Problem statement
The result should be a word-for-word retyping of the entries below, free of pictures.
── Given records ──
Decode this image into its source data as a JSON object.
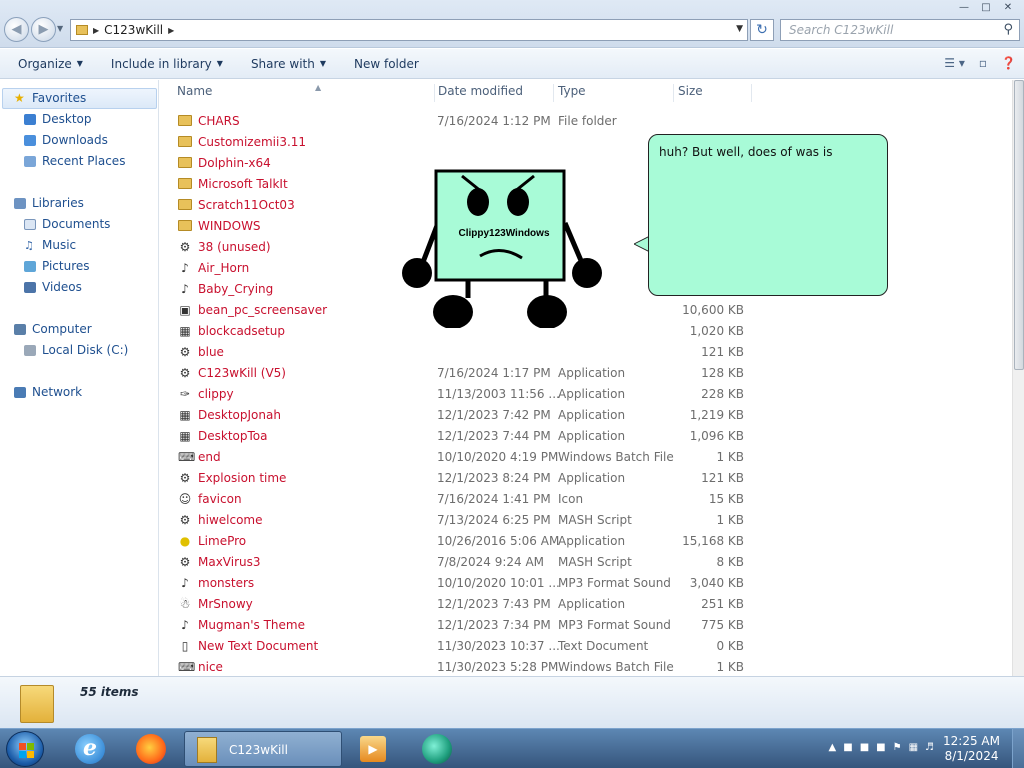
{
  "address": {
    "crumb": "C123wKill",
    "search_placeholder": "Search C123wKill"
  },
  "toolbar": {
    "organize": "Organize",
    "include": "Include in library",
    "share": "Share with",
    "new_folder": "New folder"
  },
  "nav": {
    "favorites": "Favorites",
    "fav_items": [
      "Desktop",
      "Downloads",
      "Recent Places"
    ],
    "libraries": "Libraries",
    "lib_items": [
      "Documents",
      "Music",
      "Pictures",
      "Videos"
    ],
    "computer": "Computer",
    "comp_items": [
      "Local Disk (C:)"
    ],
    "network": "Network"
  },
  "columns": {
    "name": "Name",
    "date": "Date modified",
    "type": "Type",
    "size": "Size"
  },
  "files": [
    {
      "name": "CHARS",
      "date": "7/16/2024 1:12 PM",
      "type": "File folder",
      "size": "",
      "icon": "folder"
    },
    {
      "name": "Customizemii3.11",
      "date": "",
      "type": "",
      "size": "",
      "icon": "folder"
    },
    {
      "name": "Dolphin-x64",
      "date": "",
      "type": "",
      "size": "",
      "icon": "folder"
    },
    {
      "name": "Microsoft TalkIt",
      "date": "",
      "type": "",
      "size": "",
      "icon": "folder"
    },
    {
      "name": "Scratch11Oct03",
      "date": "",
      "type": "",
      "size": "",
      "icon": "folder"
    },
    {
      "name": "WINDOWS",
      "date": "",
      "type": "",
      "size": "",
      "icon": "folder"
    },
    {
      "name": "38 (unused)",
      "date": "",
      "type": "",
      "size": "",
      "icon": "app"
    },
    {
      "name": "Air_Horn",
      "date": "",
      "type": "",
      "size": "",
      "icon": "audio"
    },
    {
      "name": "Baby_Crying",
      "date": "",
      "type": "",
      "size": "",
      "icon": "audio"
    },
    {
      "name": "bean_pc_screensaver",
      "date": "",
      "type": "",
      "size": "10,600 KB",
      "icon": "screensaver"
    },
    {
      "name": "blockcadsetup",
      "date": "",
      "type": "",
      "size": "1,020 KB",
      "icon": "setup"
    },
    {
      "name": "blue",
      "date": "",
      "type": "",
      "size": "121 KB",
      "icon": "app"
    },
    {
      "name": "C123wKill (V5)",
      "date": "7/16/2024 1:17 PM",
      "type": "Application",
      "size": "128 KB",
      "icon": "app"
    },
    {
      "name": "clippy",
      "date": "11/13/2003 11:56 ...",
      "type": "Application",
      "size": "228 KB",
      "icon": "paperclip"
    },
    {
      "name": "DesktopJonah",
      "date": "12/1/2023 7:42 PM",
      "type": "Application",
      "size": "1,219 KB",
      "icon": "setup"
    },
    {
      "name": "DesktopToa",
      "date": "12/1/2023 7:44 PM",
      "type": "Application",
      "size": "1,096 KB",
      "icon": "setup"
    },
    {
      "name": "end",
      "date": "10/10/2020 4:19 PM",
      "type": "Windows Batch File",
      "size": "1 KB",
      "icon": "batch"
    },
    {
      "name": "Explosion time",
      "date": "12/1/2023 8:24 PM",
      "type": "Application",
      "size": "121 KB",
      "icon": "app"
    },
    {
      "name": "favicon",
      "date": "7/16/2024 1:41 PM",
      "type": "Icon",
      "size": "15 KB",
      "icon": "favicon"
    },
    {
      "name": "hiwelcome",
      "date": "7/13/2024 6:25 PM",
      "type": "MASH Script",
      "size": "1 KB",
      "icon": "app"
    },
    {
      "name": "LimePro",
      "date": "10/26/2016 5:06 AM",
      "type": "Application",
      "size": "15,168 KB",
      "icon": "lime"
    },
    {
      "name": "MaxVirus3",
      "date": "7/8/2024 9:24 AM",
      "type": "MASH Script",
      "size": "8 KB",
      "icon": "app"
    },
    {
      "name": "monsters",
      "date": "10/10/2020 10:01 ...",
      "type": "MP3 Format Sound",
      "size": "3,040 KB",
      "icon": "audio"
    },
    {
      "name": "MrSnowy",
      "date": "12/1/2023 7:43 PM",
      "type": "Application",
      "size": "251 KB",
      "icon": "snowman"
    },
    {
      "name": "Mugman's Theme",
      "date": "12/1/2023 7:34 PM",
      "type": "MP3 Format Sound",
      "size": "775 KB",
      "icon": "audio"
    },
    {
      "name": "New Text Document",
      "date": "11/30/2023 10:37 ...",
      "type": "Text Document",
      "size": "0 KB",
      "icon": "text"
    },
    {
      "name": "nice",
      "date": "11/30/2023 5:28 PM",
      "type": "Windows Batch File",
      "size": "1 KB",
      "icon": "batch"
    }
  ],
  "status": {
    "count": "55 items"
  },
  "clippy": {
    "label": "Clippy123Windows",
    "speech": "huh? But well, does of was is",
    "bubble_color": "#a8fbd7",
    "body_color": "#a8fbd7"
  },
  "taskbar": {
    "explorer_label": "C123wKill",
    "time": "12:25 AM",
    "date": "8/1/2024"
  }
}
───
Written solution
Decode this image into its source data as a JSON object.
{
  "address": {
    "crumb": "C123wKill",
    "search_placeholder": "Search C123wKill"
  },
  "toolbar": {
    "organize": "Organize",
    "include": "Include in library",
    "share": "Share with",
    "new_folder": "New folder"
  },
  "nav": {
    "favorites": "Favorites",
    "fav_items": [
      "Desktop",
      "Downloads",
      "Recent Places"
    ],
    "libraries": "Libraries",
    "lib_items": [
      "Documents",
      "Music",
      "Pictures",
      "Videos"
    ],
    "computer": "Computer",
    "comp_items": [
      "Local Disk (C:)"
    ],
    "network": "Network"
  },
  "columns": {
    "name": "Name",
    "date": "Date modified",
    "type": "Type",
    "size": "Size"
  },
  "files": [
    {
      "name": "CHARS",
      "date": "7/16/2024 1:12 PM",
      "type": "File folder",
      "size": "",
      "icon": "folder"
    },
    {
      "name": "Customizemii3.11",
      "date": "",
      "type": "",
      "size": "",
      "icon": "folder"
    },
    {
      "name": "Dolphin-x64",
      "date": "",
      "type": "",
      "size": "",
      "icon": "folder"
    },
    {
      "name": "Microsoft TalkIt",
      "date": "",
      "type": "",
      "size": "",
      "icon": "folder"
    },
    {
      "name": "Scratch11Oct03",
      "date": "",
      "type": "",
      "size": "",
      "icon": "folder"
    },
    {
      "name": "WINDOWS",
      "date": "",
      "type": "",
      "size": "",
      "icon": "folder"
    },
    {
      "name": "38 (unused)",
      "date": "",
      "type": "",
      "size": "",
      "icon": "app"
    },
    {
      "name": "Air_Horn",
      "date": "",
      "type": "",
      "size": "",
      "icon": "audio"
    },
    {
      "name": "Baby_Crying",
      "date": "",
      "type": "",
      "size": "",
      "icon": "audio"
    },
    {
      "name": "bean_pc_screensaver",
      "date": "",
      "type": "",
      "size": "10,600 KB",
      "icon": "screensaver"
    },
    {
      "name": "blockcadsetup",
      "date": "",
      "type": "",
      "size": "1,020 KB",
      "icon": "setup"
    },
    {
      "name": "blue",
      "date": "",
      "type": "",
      "size": "121 KB",
      "icon": "app"
    },
    {
      "name": "C123wKill (V5)",
      "date": "7/16/2024 1:17 PM",
      "type": "Application",
      "size": "128 KB",
      "icon": "app"
    },
    {
      "name": "clippy",
      "date": "11/13/2003 11:56 ...",
      "type": "Application",
      "size": "228 KB",
      "icon": "paperclip"
    },
    {
      "name": "DesktopJonah",
      "date": "12/1/2023 7:42 PM",
      "type": "Application",
      "size": "1,219 KB",
      "icon": "setup"
    },
    {
      "name": "DesktopToa",
      "date": "12/1/2023 7:44 PM",
      "type": "Application",
      "size": "1,096 KB",
      "icon": "setup"
    },
    {
      "name": "end",
      "date": "10/10/2020 4:19 PM",
      "type": "Windows Batch File",
      "size": "1 KB",
      "icon": "batch"
    },
    {
      "name": "Explosion time",
      "date": "12/1/2023 8:24 PM",
      "type": "Application",
      "size": "121 KB",
      "icon": "app"
    },
    {
      "name": "favicon",
      "date": "7/16/2024 1:41 PM",
      "type": "Icon",
      "size": "15 KB",
      "icon": "favicon"
    },
    {
      "name": "hiwelcome",
      "date": "7/13/2024 6:25 PM",
      "type": "MASH Script",
      "size": "1 KB",
      "icon": "app"
    },
    {
      "name": "LimePro",
      "date": "10/26/2016 5:06 AM",
      "type": "Application",
      "size": "15,168 KB",
      "icon": "lime"
    },
    {
      "name": "MaxVirus3",
      "date": "7/8/2024 9:24 AM",
      "type": "MASH Script",
      "size": "8 KB",
      "icon": "app"
    },
    {
      "name": "monsters",
      "date": "10/10/2020 10:01 ...",
      "type": "MP3 Format Sound",
      "size": "3,040 KB",
      "icon": "audio"
    },
    {
      "name": "MrSnowy",
      "date": "12/1/2023 7:43 PM",
      "type": "Application",
      "size": "251 KB",
      "icon": "snowman"
    },
    {
      "name": "Mugman's Theme",
      "date": "12/1/2023 7:34 PM",
      "type": "MP3 Format Sound",
      "size": "775 KB",
      "icon": "audio"
    },
    {
      "name": "New Text Document",
      "date": "11/30/2023 10:37 ...",
      "type": "Text Document",
      "size": "0 KB",
      "icon": "text"
    },
    {
      "name": "nice",
      "date": "11/30/2023 5:28 PM",
      "type": "Windows Batch File",
      "size": "1 KB",
      "icon": "batch"
    }
  ],
  "status": {
    "count": "55 items"
  },
  "clippy": {
    "label": "Clippy123Windows",
    "speech": "huh? But well, does of was is",
    "bubble_color": "#a8fbd7",
    "body_color": "#a8fbd7"
  },
  "taskbar": {
    "explorer_label": "C123wKill",
    "time": "12:25 AM",
    "date": "8/1/2024"
  }
}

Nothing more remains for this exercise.